(Records excerpted from a collection)

########################################

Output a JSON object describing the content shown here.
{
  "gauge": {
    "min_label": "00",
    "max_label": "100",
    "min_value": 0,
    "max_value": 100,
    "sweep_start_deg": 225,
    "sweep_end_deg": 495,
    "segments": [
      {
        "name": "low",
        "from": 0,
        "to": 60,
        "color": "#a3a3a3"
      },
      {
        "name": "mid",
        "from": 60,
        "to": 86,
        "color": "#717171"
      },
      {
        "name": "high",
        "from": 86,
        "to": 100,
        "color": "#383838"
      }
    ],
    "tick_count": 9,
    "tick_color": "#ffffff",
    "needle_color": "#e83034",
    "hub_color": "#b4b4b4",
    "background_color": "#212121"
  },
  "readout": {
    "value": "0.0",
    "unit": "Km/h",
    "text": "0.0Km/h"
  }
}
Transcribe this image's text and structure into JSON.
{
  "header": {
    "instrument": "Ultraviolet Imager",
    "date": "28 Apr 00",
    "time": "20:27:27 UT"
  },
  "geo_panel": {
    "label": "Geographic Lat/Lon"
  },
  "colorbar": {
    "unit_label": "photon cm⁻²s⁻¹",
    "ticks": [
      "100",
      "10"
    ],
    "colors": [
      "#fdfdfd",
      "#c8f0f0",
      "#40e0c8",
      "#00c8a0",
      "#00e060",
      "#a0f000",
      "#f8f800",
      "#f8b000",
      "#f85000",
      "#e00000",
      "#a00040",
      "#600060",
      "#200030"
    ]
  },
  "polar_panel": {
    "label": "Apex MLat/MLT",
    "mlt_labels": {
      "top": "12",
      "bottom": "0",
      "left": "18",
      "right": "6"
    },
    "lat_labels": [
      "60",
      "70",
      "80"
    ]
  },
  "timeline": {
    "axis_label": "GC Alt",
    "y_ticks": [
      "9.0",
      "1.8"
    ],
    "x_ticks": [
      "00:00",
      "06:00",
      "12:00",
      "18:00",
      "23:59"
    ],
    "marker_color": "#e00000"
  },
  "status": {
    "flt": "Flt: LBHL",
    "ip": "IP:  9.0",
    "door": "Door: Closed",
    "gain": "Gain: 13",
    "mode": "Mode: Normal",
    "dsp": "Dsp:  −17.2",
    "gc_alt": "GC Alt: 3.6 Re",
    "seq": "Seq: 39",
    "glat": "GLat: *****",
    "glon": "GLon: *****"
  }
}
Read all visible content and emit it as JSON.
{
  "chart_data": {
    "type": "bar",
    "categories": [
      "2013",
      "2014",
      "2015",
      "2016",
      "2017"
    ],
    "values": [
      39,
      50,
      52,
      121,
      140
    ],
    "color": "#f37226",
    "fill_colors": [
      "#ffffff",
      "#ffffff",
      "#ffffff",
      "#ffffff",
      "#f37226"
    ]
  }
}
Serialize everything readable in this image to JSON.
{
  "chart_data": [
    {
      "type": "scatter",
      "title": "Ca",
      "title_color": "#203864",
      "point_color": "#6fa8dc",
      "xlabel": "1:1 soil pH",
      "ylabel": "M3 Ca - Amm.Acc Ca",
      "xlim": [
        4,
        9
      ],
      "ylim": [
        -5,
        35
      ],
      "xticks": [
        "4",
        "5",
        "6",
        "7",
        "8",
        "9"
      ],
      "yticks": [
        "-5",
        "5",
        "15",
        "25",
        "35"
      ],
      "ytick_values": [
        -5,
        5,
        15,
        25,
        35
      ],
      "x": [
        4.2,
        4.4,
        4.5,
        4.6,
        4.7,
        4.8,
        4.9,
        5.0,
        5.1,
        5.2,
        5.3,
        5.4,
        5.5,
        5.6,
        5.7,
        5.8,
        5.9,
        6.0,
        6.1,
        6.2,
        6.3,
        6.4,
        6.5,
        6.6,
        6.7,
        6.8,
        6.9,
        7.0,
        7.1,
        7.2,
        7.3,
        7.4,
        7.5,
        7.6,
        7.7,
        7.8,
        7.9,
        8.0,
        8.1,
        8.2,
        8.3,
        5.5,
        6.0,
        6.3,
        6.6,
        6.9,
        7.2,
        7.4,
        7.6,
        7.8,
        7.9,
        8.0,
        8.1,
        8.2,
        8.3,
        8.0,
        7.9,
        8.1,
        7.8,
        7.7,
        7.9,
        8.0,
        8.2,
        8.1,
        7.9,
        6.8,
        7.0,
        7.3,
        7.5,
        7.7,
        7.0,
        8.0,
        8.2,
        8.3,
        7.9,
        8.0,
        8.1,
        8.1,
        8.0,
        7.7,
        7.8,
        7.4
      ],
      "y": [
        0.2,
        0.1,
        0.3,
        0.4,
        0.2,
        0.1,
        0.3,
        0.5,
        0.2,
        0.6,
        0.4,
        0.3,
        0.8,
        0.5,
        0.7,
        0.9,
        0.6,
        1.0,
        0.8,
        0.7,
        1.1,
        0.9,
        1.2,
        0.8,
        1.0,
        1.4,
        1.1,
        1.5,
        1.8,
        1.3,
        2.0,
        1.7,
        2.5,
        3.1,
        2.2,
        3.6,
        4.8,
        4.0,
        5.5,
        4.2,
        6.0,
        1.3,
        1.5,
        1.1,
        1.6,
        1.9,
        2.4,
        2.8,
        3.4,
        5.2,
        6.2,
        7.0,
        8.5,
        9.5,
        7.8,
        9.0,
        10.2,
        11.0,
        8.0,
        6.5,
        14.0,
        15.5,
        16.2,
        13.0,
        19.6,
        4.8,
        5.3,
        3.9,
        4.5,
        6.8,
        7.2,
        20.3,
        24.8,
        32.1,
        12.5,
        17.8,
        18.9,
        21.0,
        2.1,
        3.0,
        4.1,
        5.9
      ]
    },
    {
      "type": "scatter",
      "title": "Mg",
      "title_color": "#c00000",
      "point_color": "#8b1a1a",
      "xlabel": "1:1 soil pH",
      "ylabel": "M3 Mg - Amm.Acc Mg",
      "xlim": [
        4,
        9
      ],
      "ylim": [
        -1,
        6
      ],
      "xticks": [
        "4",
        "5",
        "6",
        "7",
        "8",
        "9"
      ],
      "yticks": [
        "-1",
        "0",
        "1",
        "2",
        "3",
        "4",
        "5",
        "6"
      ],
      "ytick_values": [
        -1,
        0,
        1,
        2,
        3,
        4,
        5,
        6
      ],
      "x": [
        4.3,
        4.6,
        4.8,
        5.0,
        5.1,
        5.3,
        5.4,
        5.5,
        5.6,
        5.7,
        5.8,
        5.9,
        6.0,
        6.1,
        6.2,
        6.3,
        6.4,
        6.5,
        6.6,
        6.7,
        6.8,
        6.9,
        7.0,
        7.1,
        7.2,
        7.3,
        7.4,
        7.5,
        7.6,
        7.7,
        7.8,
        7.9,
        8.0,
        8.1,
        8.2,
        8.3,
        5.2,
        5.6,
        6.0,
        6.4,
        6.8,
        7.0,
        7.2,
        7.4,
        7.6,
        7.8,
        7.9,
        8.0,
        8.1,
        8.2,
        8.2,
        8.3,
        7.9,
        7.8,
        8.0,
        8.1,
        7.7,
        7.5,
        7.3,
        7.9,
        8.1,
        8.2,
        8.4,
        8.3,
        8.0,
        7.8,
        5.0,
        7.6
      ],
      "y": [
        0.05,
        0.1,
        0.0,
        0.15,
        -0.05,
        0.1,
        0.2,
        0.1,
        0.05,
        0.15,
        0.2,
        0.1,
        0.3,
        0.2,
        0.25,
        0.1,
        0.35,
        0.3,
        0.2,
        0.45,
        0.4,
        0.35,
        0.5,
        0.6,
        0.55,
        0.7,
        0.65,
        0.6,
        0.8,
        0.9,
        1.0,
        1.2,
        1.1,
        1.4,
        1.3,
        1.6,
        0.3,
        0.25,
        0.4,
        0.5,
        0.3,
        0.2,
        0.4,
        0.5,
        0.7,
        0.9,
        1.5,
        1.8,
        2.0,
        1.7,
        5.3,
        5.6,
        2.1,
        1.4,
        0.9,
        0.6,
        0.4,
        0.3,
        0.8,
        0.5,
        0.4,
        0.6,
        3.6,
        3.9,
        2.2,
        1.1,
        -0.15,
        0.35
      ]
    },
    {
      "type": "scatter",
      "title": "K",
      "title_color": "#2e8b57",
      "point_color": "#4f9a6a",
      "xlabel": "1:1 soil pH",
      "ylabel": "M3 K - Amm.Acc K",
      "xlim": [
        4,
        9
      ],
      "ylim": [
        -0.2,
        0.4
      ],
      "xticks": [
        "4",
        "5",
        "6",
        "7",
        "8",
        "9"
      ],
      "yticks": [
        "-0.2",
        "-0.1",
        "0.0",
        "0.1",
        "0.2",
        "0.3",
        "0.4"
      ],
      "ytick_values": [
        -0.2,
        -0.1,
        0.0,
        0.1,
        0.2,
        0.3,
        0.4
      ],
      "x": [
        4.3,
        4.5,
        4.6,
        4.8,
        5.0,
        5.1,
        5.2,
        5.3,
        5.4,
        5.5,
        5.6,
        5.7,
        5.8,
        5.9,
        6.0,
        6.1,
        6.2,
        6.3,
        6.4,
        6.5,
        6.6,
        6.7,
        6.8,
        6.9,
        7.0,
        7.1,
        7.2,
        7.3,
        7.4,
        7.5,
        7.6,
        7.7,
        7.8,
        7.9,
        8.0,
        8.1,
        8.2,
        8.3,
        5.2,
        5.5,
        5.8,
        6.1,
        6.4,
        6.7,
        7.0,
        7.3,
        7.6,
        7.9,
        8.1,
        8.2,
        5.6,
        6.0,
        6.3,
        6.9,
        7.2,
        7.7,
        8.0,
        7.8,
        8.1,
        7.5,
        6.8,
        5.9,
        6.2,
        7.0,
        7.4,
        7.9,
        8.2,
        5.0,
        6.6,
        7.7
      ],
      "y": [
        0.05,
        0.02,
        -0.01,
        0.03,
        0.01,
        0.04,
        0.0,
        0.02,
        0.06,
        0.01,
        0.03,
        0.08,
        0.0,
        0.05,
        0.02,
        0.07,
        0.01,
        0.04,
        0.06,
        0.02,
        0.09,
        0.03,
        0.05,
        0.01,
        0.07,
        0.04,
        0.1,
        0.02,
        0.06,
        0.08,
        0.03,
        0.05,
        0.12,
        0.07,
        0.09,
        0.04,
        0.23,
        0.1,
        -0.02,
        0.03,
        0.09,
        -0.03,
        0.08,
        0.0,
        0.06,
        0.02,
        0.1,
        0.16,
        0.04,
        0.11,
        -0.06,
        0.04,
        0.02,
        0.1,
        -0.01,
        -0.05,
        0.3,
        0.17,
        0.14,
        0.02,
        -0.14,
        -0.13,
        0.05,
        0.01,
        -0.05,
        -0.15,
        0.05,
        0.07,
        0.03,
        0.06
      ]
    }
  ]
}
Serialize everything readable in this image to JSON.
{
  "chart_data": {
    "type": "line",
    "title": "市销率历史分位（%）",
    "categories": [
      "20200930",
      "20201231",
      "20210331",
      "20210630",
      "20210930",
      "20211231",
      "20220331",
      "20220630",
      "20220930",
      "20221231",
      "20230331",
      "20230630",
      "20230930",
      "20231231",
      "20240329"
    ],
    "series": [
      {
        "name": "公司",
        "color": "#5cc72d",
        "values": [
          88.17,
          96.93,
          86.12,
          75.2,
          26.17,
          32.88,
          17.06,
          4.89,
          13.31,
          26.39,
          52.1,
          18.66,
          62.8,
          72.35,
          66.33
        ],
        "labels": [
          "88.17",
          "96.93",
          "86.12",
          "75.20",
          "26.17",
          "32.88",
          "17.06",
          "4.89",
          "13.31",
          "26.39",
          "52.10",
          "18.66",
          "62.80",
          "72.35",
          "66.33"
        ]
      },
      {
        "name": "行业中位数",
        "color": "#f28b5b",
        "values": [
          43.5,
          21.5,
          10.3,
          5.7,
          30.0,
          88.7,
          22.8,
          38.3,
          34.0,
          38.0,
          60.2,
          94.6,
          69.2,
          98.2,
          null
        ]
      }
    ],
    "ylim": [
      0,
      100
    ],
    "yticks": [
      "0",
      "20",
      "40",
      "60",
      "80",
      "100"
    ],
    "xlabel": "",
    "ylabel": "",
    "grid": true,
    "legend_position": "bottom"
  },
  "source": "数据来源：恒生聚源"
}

########################################

THE EXERCISE.
Extract all lines that hold the word "ylabel".

SOLUTION TO THE EXERCISE.
      "ylabel": "M3 Ca - Amm.Acc Ca",
      "ylabel": "M3 Mg - Amm.Acc Mg",
      "ylabel": "M3 K - Amm.Acc K",
    "ylabel": "",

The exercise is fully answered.